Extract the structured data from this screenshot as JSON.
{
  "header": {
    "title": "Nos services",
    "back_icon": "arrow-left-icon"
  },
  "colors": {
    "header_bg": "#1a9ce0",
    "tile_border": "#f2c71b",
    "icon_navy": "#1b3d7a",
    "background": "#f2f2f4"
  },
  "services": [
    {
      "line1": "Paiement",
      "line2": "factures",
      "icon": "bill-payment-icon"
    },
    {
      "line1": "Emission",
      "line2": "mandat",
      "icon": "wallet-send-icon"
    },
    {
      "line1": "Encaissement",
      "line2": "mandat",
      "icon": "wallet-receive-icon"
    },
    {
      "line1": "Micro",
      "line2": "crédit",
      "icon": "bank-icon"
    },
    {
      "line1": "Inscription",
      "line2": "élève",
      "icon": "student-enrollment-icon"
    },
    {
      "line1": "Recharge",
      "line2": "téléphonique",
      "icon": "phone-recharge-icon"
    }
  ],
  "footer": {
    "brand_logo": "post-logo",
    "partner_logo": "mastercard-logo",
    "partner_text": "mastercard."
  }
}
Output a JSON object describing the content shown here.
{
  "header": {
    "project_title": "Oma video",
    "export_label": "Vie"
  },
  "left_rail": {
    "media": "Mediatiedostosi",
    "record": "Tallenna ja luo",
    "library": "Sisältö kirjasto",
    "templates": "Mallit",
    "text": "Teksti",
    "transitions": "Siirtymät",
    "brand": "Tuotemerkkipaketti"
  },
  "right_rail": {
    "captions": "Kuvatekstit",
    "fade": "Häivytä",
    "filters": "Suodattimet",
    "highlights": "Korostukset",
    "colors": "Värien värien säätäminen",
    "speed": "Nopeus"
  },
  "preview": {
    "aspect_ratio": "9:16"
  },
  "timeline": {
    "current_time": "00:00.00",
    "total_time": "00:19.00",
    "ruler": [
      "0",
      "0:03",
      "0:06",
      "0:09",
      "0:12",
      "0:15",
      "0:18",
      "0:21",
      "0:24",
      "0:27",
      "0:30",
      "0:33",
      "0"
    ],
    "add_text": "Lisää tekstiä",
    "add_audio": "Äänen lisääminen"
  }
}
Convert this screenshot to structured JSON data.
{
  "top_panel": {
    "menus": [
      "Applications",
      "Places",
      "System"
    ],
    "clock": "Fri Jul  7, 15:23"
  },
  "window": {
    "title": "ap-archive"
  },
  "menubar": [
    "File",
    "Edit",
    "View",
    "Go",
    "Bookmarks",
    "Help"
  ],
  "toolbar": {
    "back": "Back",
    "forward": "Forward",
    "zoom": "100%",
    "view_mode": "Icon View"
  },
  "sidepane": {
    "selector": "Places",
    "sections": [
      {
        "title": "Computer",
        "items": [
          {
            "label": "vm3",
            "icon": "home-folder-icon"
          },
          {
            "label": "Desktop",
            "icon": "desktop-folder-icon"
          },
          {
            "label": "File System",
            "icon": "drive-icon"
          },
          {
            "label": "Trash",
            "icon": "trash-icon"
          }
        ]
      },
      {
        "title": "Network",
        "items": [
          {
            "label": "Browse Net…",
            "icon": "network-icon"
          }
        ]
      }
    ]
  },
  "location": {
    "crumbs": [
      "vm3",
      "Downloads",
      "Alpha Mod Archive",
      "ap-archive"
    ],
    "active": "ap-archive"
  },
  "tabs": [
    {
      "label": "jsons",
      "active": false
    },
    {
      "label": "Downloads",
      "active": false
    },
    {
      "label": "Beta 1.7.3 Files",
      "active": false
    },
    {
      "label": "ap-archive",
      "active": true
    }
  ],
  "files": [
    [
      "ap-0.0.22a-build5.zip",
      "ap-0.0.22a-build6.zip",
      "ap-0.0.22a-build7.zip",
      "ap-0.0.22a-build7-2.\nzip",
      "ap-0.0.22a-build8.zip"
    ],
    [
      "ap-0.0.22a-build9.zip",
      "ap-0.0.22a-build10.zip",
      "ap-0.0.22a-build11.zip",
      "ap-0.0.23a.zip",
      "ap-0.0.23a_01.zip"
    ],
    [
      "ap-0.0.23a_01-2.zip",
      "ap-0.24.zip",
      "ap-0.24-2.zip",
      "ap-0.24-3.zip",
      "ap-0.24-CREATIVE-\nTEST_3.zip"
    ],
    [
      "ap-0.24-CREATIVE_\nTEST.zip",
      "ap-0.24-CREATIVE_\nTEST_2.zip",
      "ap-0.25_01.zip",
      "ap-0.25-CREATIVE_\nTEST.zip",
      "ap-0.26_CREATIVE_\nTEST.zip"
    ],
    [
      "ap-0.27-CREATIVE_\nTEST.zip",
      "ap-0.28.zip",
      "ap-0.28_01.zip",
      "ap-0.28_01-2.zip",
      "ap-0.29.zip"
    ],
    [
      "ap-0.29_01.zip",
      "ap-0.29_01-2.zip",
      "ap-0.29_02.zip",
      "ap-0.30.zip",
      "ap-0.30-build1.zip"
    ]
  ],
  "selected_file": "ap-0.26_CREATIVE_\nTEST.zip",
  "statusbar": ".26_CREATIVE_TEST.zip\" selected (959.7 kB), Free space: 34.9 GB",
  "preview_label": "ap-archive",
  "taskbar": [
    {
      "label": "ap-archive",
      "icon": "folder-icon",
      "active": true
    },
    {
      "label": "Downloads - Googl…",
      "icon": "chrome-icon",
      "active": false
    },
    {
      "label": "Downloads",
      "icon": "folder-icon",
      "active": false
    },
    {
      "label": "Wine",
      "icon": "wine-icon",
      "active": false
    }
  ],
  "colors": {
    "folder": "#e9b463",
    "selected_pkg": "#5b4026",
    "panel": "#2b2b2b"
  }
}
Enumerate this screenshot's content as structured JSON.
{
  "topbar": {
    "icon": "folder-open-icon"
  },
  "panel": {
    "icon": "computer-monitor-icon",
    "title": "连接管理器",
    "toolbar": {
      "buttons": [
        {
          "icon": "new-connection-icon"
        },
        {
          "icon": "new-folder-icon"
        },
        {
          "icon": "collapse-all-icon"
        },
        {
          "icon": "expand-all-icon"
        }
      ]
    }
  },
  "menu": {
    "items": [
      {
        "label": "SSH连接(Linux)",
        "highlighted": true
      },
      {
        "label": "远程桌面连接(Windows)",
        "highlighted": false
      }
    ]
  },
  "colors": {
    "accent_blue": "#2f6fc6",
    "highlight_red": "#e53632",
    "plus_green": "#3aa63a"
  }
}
....
■ WHAT IS NEEDED ■
Above are some records; extract every one of them exactly.

■ ANSWER TO THE PROBLEM ■
Extract the structured data from this screenshot as JSON.
{
  "header": {
    "title": "Nos services",
    "back_icon": "arrow-left-icon"
  },
  "colors": {
    "header_bg": "#1a9ce0",
    "tile_border": "#f2c71b",
    "icon_navy": "#1b3d7a",
    "background": "#f2f2f4"
  },
  "services": [
    {
      "line1": "Paiement",
      "line2": "factures",
      "icon": "bill-payment-icon"
    },
    {
      "line1": "Emission",
      "line2": "mandat",
      "icon": "wallet-send-icon"
    },
    {
      "line1": "Encaissement",
      "line2": "mandat",
      "icon": "wallet-receive-icon"
    },
    {
      "line1": "Micro",
      "line2": "crédit",
      "icon": "bank-icon"
    },
    {
      "line1": "Inscription",
      "line2": "élève",
      "icon": "student-enrollment-icon"
    },
    {
      "line1": "Recharge",
      "line2": "téléphonique",
      "icon": "phone-recharge-icon"
    }
  ],
  "footer": {
    "brand_logo": "post-logo",
    "partner_logo": "mastercard-logo",
    "partner_text": "mastercard."
  }
}
Output a JSON object describing the content shown here.
{
  "header": {
    "project_title": "Oma video",
    "export_label": "Vie"
  },
  "left_rail": {
    "media": "Mediatiedostosi",
    "record": "Tallenna ja luo",
    "library": "Sisältö kirjasto",
    "templates": "Mallit",
    "text": "Teksti",
    "transitions": "Siirtymät",
    "brand": "Tuotemerkkipaketti"
  },
  "right_rail": {
    "captions": "Kuvatekstit",
    "fade": "Häivytä",
    "filters": "Suodattimet",
    "highlights": "Korostukset",
    "colors": "Värien värien säätäminen",
    "speed": "Nopeus"
  },
  "preview": {
    "aspect_ratio": "9:16"
  },
  "timeline": {
    "current_time": "00:00.00",
    "total_time": "00:19.00",
    "ruler": [
      "0",
      "0:03",
      "0:06",
      "0:09",
      "0:12",
      "0:15",
      "0:18",
      "0:21",
      "0:24",
      "0:27",
      "0:30",
      "0:33",
      "0"
    ],
    "add_text": "Lisää tekstiä",
    "add_audio": "Äänen lisääminen"
  }
}
Convert this screenshot to structured JSON data.
{
  "top_panel": {
    "menus": [
      "Applications",
      "Places",
      "System"
    ],
    "clock": "Fri Jul  7, 15:23"
  },
  "window": {
    "title": "ap-archive"
  },
  "menubar": [
    "File",
    "Edit",
    "View",
    "Go",
    "Bookmarks",
    "Help"
  ],
  "toolbar": {
    "back": "Back",
    "forward": "Forward",
    "zoom": "100%",
    "view_mode": "Icon View"
  },
  "sidepane": {
    "selector": "Places",
    "sections": [
      {
        "title": "Computer",
        "items": [
          {
            "label": "vm3",
            "icon": "home-folder-icon"
          },
          {
            "label": "Desktop",
            "icon": "desktop-folder-icon"
          },
          {
            "label": "File System",
            "icon": "drive-icon"
          },
          {
            "label": "Trash",
            "icon": "trash-icon"
          }
        ]
      },
      {
        "title": "Network",
        "items": [
          {
            "label": "Browse Net…",
            "icon": "network-icon"
          }
        ]
      }
    ]
  },
  "location": {
    "crumbs": [
      "vm3",
      "Downloads",
      "Alpha Mod Archive",
      "ap-archive"
    ],
    "active": "ap-archive"
  },
  "tabs": [
    {
      "label": "jsons",
      "active": false
    },
    {
      "label": "Downloads",
      "active": false
    },
    {
      "label": "Beta 1.7.3 Files",
      "active": false
    },
    {
      "label": "ap-archive",
      "active": true
    }
  ],
  "files": [
    [
      "ap-0.0.22a-build5.zip",
      "ap-0.0.22a-build6.zip",
      "ap-0.0.22a-build7.zip",
      "ap-0.0.22a-build7-2.\nzip",
      "ap-0.0.22a-build8.zip"
    ],
    [
      "ap-0.0.22a-build9.zip",
      "ap-0.0.22a-build10.zip",
      "ap-0.0.22a-build11.zip",
      "ap-0.0.23a.zip",
      "ap-0.0.23a_01.zip"
    ],
    [
      "ap-0.0.23a_01-2.zip",
      "ap-0.24.zip",
      "ap-0.24-2.zip",
      "ap-0.24-3.zip",
      "ap-0.24-CREATIVE-\nTEST_3.zip"
    ],
    [
      "ap-0.24-CREATIVE_\nTEST.zip",
      "ap-0.24-CREATIVE_\nTEST_2.zip",
      "ap-0.25_01.zip",
      "ap-0.25-CREATIVE_\nTEST.zip",
      "ap-0.26_CREATIVE_\nTEST.zip"
    ],
    [
      "ap-0.27-CREATIVE_\nTEST.zip",
      "ap-0.28.zip",
      "ap-0.28_01.zip",
      "ap-0.28_01-2.zip",
      "ap-0.29.zip"
    ],
    [
      "ap-0.29_01.zip",
      "ap-0.29_01-2.zip",
      "ap-0.29_02.zip",
      "ap-0.30.zip",
      "ap-0.30-build1.zip"
    ]
  ],
  "selected_file": "ap-0.26_CREATIVE_\nTEST.zip",
  "statusbar": ".26_CREATIVE_TEST.zip\" selected (959.7 kB), Free space: 34.9 GB",
  "preview_label": "ap-archive",
  "taskbar": [
    {
      "label": "ap-archive",
      "icon": "folder-icon",
      "active": true
    },
    {
      "label": "Downloads - Googl…",
      "icon": "chrome-icon",
      "active": false
    },
    {
      "label": "Downloads",
      "icon": "folder-icon",
      "active": false
    },
    {
      "label": "Wine",
      "icon": "wine-icon",
      "active": false
    }
  ],
  "colors": {
    "folder": "#e9b463",
    "selected_pkg": "#5b4026",
    "panel": "#2b2b2b"
  }
}
Enumerate this screenshot's content as structured JSON.
{
  "topbar": {
    "icon": "folder-open-icon"
  },
  "panel": {
    "icon": "computer-monitor-icon",
    "title": "连接管理器",
    "toolbar": {
      "buttons": [
        {
          "icon": "new-connection-icon"
        },
        {
          "icon": "new-folder-icon"
        },
        {
          "icon": "collapse-all-icon"
        },
        {
          "icon": "expand-all-icon"
        }
      ]
    }
  },
  "menu": {
    "items": [
      {
        "label": "SSH连接(Linux)",
        "highlighted": true
      },
      {
        "label": "远程桌面连接(Windows)",
        "highlighted": false
      }
    ]
  },
  "colors": {
    "accent_blue": "#2f6fc6",
    "highlight_red": "#e53632",
    "plus_green": "#3aa63a"
  }
}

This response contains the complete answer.